▸ Stated task:
All of the material should be reproduced exactly, with pictures left out.
* Begin Dataset *
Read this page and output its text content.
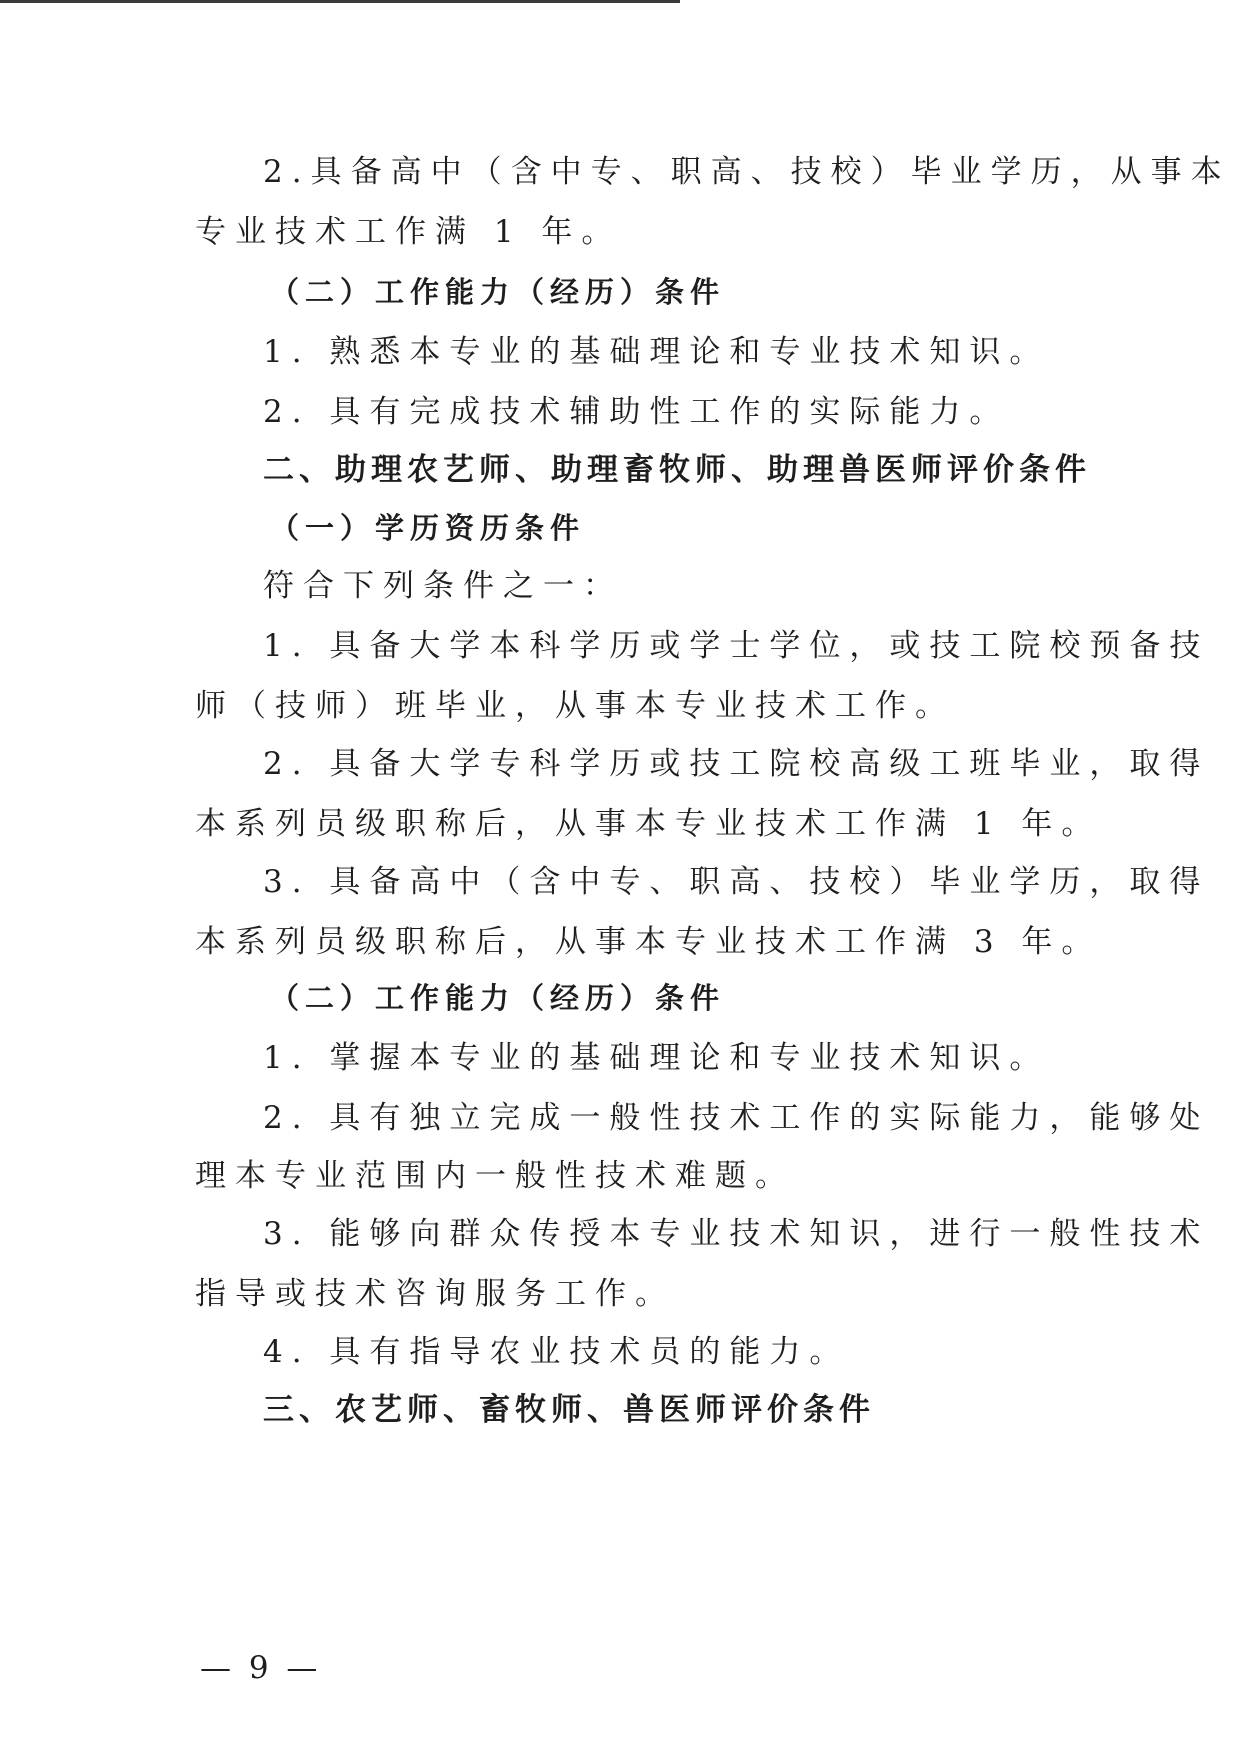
2.具备高中（含中专、职高、技校）毕业学历，从事本
专业技术工作满 1 年。
（二）工作能力（经历）条件
1. 熟悉本专业的基础理论和专业技术知识。
2. 具有完成技术辅助性工作的实际能力。
二、助理农艺师、助理畜牧师、助理兽医师评价条件
（一）学历资历条件
符合下列条件之一：
1. 具备大学本科学历或学士学位，或技工院校预备技
师（技师）班毕业，从事本专业技术工作。
2. 具备大学专科学历或技工院校高级工班毕业，取得
本系列员级职称后，从事本专业技术工作满 1 年。
3. 具备高中（含中专、职高、技校）毕业学历，取得
本系列员级职称后，从事本专业技术工作满 3 年。
（二）工作能力（经历）条件
1. 掌握本专业的基础理论和专业技术知识。
2. 具有独立完成一般性技术工作的实际能力，能够处
理本专业范围内一般性技术难题。
3. 能够向群众传授本专业技术知识，进行一般性技术
指导或技术咨询服务工作。
4. 具有指导农业技术员的能力。
三、农艺师、畜牧师、兽医师评价条件
— 9 —
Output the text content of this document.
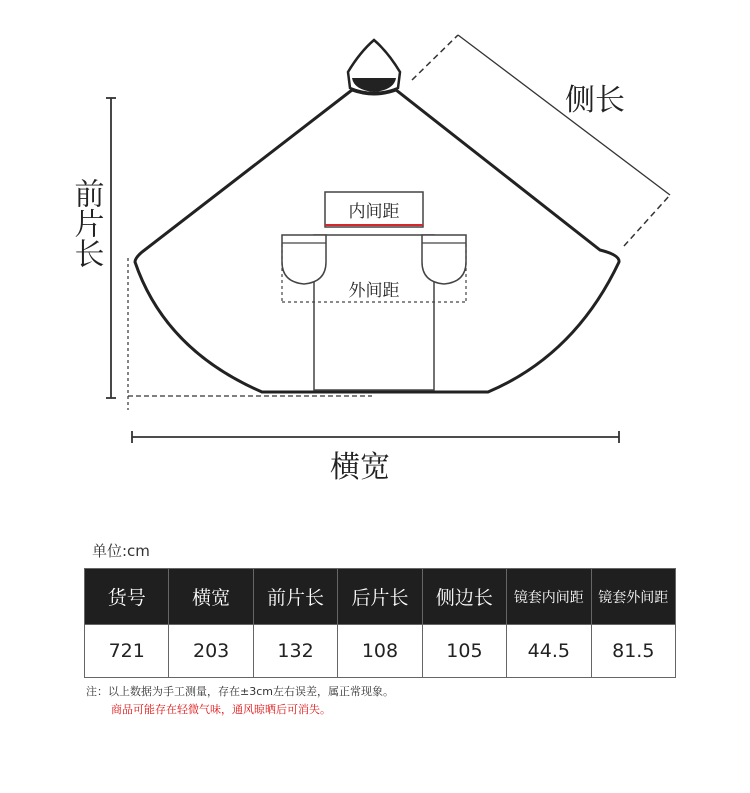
侧长
内间距
外间距
横宽
前片长
单位:cm
货号	横宽	前片长	后片长	侧边长	镜套内间距	镜套外间距
721	203	132	108	105	44.5	81.5
注：以上数据为手工测量，存在±3cm左右误差，属正常现象。
商品可能存在轻微气味，通风晾晒后可消失。
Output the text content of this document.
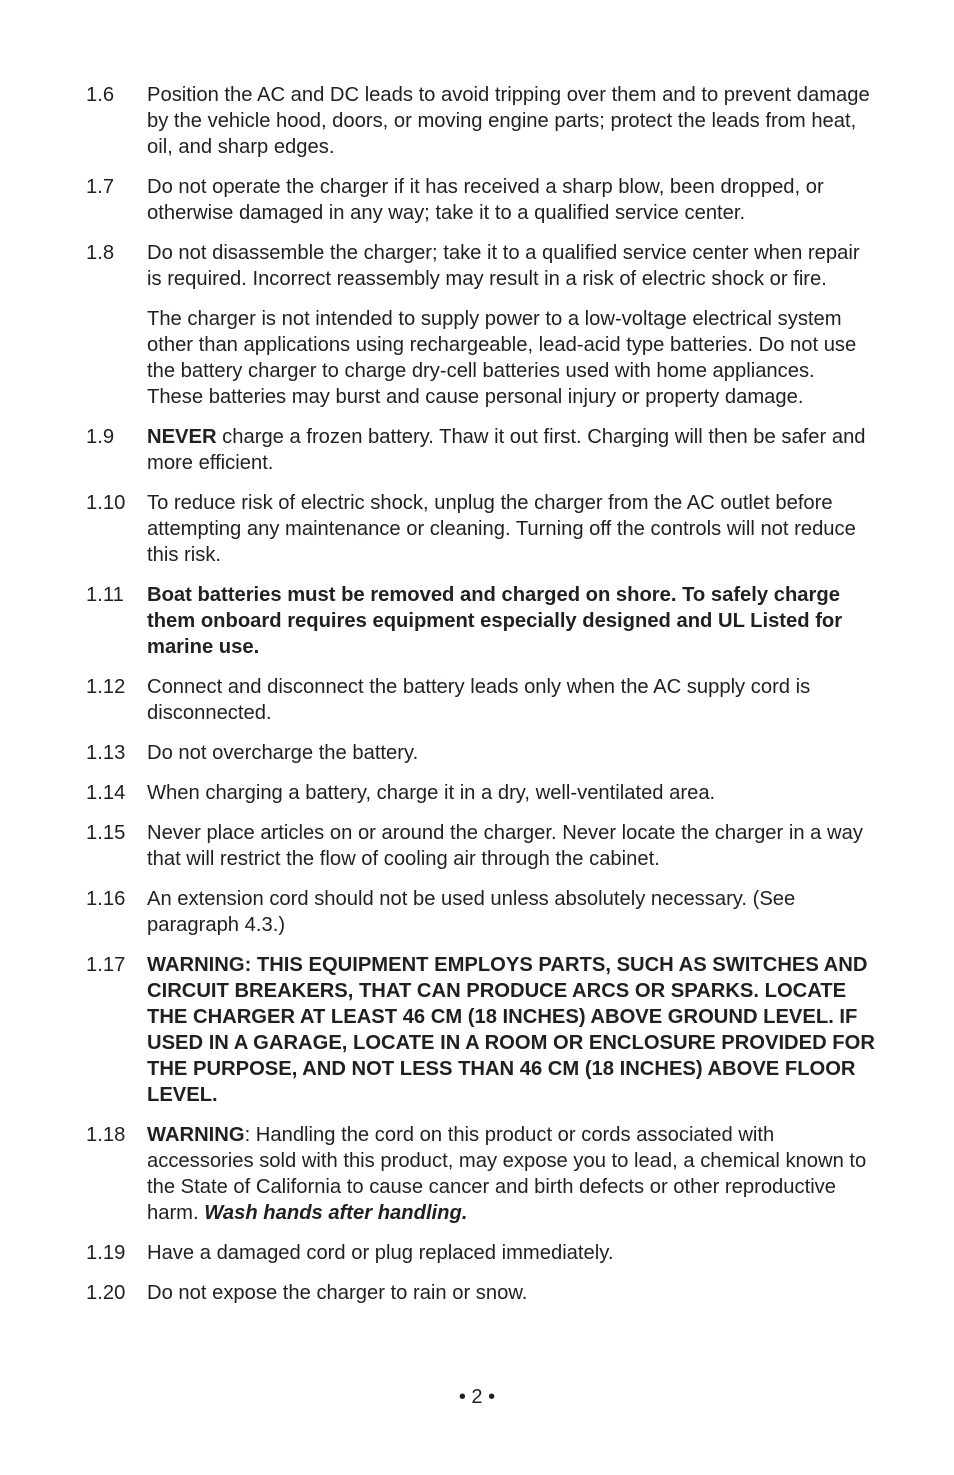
1.6	Position the AC and DC leads to avoid tripping over them and to prevent damage by the vehicle hood, doors, or moving engine parts; protect the leads from heat, oil, and sharp edges.

1.7	Do not operate the charger if it has received a sharp blow, been dropped, or otherwise damaged in any way; take it to a qualified service center.

1.8	Do not disassemble the charger; take it to a qualified service center when repair is required. Incorrect reassembly may result in a risk of electric shock or fire.

The charger is not intended to supply power to a low-voltage electrical system other than applications using rechargeable, lead-acid type batteries. Do not use the battery charger to charge dry-cell batteries used with home appliances. These batteries may burst and cause personal injury or property damage.

1.9	NEVER charge a frozen battery. Thaw it out first. Charging will then be safer and more efficient.

1.10	To reduce risk of electric shock, unplug the charger from the AC outlet before attempting any maintenance or cleaning. Turning off the controls will not reduce this risk.

1.11	Boat batteries must be removed and charged on shore. To safely charge them onboard requires equipment especially designed and UL Listed for marine use.

1.12	Connect and disconnect the battery leads only when the AC supply cord is disconnected.

1.13	Do not overcharge the battery.

1.14	When charging a battery, charge it in a dry, well-ventilated area.

1.15	Never place articles on or around the charger. Never locate the charger in a way that will restrict the flow of cooling air through the cabinet.

1.16	An extension cord should not be used unless absolutely necessary. (See paragraph 4.3.)

1.17	WARNING: THIS EQUIPMENT EMPLOYS PARTS, SUCH AS SWITCHES AND CIRCUIT BREAKERS, THAT CAN PRODUCE ARCS OR SPARKS. LOCATE THE CHARGER AT LEAST 46 CM (18 INCHES) ABOVE GROUND LEVEL. IF USED IN A GARAGE, LOCATE IN A ROOM OR ENCLOSURE PROVIDED FOR THE PURPOSE, AND NOT LESS THAN 46 CM (18 INCHES) ABOVE FLOOR LEVEL.

1.18	WARNING: Handling the cord on this product or cords associated with accessories sold with this product, may expose you to lead, a chemical known to the State of California to cause cancer and birth defects or other reproductive harm. Wash hands after handling.

1.19	Have a damaged cord or plug replaced immediately.

1.20	Do not expose the charger to rain or snow.

• 2 •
* End Dataset *
▸ Worked solution:
Read this page and output its text content.
2.具备高中（含中专、职高、技校）毕业学历，从事本
专业技术工作满 1 年。
（二）工作能力（经历）条件
1. 熟悉本专业的基础理论和专业技术知识。
2. 具有完成技术辅助性工作的实际能力。
二、助理农艺师、助理畜牧师、助理兽医师评价条件
（一）学历资历条件
符合下列条件之一：
1. 具备大学本科学历或学士学位，或技工院校预备技
师（技师）班毕业，从事本专业技术工作。
2. 具备大学专科学历或技工院校高级工班毕业，取得
本系列员级职称后，从事本专业技术工作满 1 年。
3. 具备高中（含中专、职高、技校）毕业学历，取得
本系列员级职称后，从事本专业技术工作满 3 年。
（二）工作能力（经历）条件
1. 掌握本专业的基础理论和专业技术知识。
2. 具有独立完成一般性技术工作的实际能力，能够处
理本专业范围内一般性技术难题。
3. 能够向群众传授本专业技术知识，进行一般性技术
指导或技术咨询服务工作。
4. 具有指导农业技术员的能力。
三、农艺师、畜牧师、兽医师评价条件
— 9 —
Output the text content of this document.
侧长
内间距
外间距
横宽
前片长
单位:cm
货号	横宽	前片长	后片长	侧边长	镜套内间距	镜套外间距
721	203	132	108	105	44.5	81.5
注：以上数据为手工测量，存在±3cm左右误差，属正常现象。
商品可能存在轻微气味，通风晾晒后可消失。
Output the text content of this document.
1.6	Position the AC and DC leads to avoid tripping over them and to prevent damage by the vehicle hood, doors, or moving engine parts; protect the leads from heat, oil, and sharp edges.

1.7	Do not operate the charger if it has received a sharp blow, been dropped, or otherwise damaged in any way; take it to a qualified service center.

1.8	Do not disassemble the charger; take it to a qualified service center when repair is required. Incorrect reassembly may result in a risk of electric shock or fire.

The charger is not intended to supply power to a low-voltage electrical system other than applications using rechargeable, lead-acid type batteries. Do not use the battery charger to charge dry-cell batteries used with home appliances. These batteries may burst and cause personal injury or property damage.

1.9	NEVER charge a frozen battery. Thaw it out first. Charging will then be safer and more efficient.

1.10	To reduce risk of electric shock, unplug the charger from the AC outlet before attempting any maintenance or cleaning. Turning off the controls will not reduce this risk.

1.11	Boat batteries must be removed and charged on shore. To safely charge them onboard requires equipment especially designed and UL Listed for marine use.

1.12	Connect and disconnect the battery leads only when the AC supply cord is disconnected.

1.13	Do not overcharge the battery.

1.14	When charging a battery, charge it in a dry, well-ventilated area.

1.15	Never place articles on or around the charger. Never locate the charger in a way that will restrict the flow of cooling air through the cabinet.

1.16	An extension cord should not be used unless absolutely necessary. (See paragraph 4.3.)

1.17	WARNING: THIS EQUIPMENT EMPLOYS PARTS, SUCH AS SWITCHES AND CIRCUIT BREAKERS, THAT CAN PRODUCE ARCS OR SPARKS. LOCATE THE CHARGER AT LEAST 46 CM (18 INCHES) ABOVE GROUND LEVEL. IF USED IN A GARAGE, LOCATE IN A ROOM OR ENCLOSURE PROVIDED FOR THE PURPOSE, AND NOT LESS THAN 46 CM (18 INCHES) ABOVE FLOOR LEVEL.

1.18	WARNING: Handling the cord on this product or cords associated with accessories sold with this product, may expose you to lead, a chemical known to the State of California to cause cancer and birth defects or other reproductive harm. Wash hands after handling.

1.19	Have a damaged cord or plug replaced immediately.

1.20	Do not expose the charger to rain or snow.

• 2 •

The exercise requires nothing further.